■ What is asked
Copy out each line below that has the word "下列说法正确的是" in it.

■ Recorded data
▬▬▬
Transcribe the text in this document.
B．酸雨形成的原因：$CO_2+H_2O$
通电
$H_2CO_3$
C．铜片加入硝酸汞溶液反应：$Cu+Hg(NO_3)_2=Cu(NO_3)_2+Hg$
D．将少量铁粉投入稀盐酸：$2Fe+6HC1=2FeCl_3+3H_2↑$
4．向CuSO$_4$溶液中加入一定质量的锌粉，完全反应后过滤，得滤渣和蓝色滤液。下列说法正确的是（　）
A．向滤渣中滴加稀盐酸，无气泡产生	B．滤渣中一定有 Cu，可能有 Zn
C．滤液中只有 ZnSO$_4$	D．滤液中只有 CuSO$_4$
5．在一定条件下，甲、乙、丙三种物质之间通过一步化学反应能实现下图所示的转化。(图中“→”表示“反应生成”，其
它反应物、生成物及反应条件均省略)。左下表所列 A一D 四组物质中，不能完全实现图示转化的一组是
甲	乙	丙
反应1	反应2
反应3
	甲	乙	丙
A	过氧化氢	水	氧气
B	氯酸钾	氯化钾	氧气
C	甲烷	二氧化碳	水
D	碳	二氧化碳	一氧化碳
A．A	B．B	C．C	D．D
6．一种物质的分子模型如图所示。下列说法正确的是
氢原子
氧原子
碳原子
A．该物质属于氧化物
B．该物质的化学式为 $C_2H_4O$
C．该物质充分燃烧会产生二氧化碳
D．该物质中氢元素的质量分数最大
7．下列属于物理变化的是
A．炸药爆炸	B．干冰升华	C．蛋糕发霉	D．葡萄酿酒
▬▬▬
■ Task output
4．向CuSO$_4$溶液中加入一定质量的锌粉，完全反应后过滤，得滤渣和蓝色滤液。下列说法正确的是（　）
6．一种物质的分子模型如图所示。下列说法正确的是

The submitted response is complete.